Exercise goal: Scan the material that follows. Copy every line containing the word "June".

Records for the task:
---
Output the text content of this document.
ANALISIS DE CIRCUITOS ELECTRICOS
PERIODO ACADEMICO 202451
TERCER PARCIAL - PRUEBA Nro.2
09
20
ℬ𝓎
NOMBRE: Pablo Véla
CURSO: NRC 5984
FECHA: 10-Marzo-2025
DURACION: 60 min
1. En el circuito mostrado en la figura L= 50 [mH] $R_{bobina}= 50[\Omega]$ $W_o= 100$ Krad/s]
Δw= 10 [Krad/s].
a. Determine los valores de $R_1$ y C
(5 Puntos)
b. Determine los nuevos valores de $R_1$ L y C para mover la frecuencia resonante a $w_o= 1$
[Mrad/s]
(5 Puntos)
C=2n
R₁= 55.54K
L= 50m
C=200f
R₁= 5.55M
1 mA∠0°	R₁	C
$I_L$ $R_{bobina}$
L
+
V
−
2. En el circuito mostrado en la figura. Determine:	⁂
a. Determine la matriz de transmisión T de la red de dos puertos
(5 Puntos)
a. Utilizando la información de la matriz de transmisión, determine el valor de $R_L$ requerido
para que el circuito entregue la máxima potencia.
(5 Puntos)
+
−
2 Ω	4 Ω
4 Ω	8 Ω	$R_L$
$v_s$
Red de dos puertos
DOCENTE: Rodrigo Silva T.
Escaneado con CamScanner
---
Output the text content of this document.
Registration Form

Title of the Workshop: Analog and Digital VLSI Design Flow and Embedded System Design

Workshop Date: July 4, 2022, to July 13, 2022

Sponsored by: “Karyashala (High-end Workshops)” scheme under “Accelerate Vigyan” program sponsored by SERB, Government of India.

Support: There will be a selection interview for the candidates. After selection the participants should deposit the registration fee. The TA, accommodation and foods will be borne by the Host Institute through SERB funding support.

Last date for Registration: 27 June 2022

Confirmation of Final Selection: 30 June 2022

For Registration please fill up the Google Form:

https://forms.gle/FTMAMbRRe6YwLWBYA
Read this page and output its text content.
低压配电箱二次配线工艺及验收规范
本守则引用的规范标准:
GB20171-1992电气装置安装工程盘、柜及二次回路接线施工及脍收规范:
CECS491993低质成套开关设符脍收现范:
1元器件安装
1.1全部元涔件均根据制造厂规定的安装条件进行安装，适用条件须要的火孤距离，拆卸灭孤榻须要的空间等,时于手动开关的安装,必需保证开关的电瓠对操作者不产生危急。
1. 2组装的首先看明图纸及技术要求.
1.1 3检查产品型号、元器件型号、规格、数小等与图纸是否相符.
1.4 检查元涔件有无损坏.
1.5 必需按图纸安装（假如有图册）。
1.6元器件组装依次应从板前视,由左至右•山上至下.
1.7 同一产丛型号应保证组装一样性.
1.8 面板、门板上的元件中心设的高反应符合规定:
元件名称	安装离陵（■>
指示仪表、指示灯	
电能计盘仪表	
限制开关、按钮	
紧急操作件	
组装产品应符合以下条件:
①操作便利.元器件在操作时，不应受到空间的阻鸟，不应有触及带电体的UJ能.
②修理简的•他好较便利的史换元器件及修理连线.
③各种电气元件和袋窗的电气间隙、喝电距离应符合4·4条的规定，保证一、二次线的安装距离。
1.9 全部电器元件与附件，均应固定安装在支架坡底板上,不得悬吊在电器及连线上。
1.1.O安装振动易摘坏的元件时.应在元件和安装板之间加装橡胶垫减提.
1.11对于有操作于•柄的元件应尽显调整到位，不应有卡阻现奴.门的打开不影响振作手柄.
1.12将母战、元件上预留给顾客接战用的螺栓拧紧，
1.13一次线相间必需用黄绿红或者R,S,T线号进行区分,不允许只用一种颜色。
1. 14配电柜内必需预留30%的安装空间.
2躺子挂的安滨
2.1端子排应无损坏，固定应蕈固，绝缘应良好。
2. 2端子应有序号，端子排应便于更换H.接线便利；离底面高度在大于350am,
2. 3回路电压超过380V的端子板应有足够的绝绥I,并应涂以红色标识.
---
Solution for this problem:
Last date for Registration: 27 June 2022
Confirmation of Final Selection: 30 June 2022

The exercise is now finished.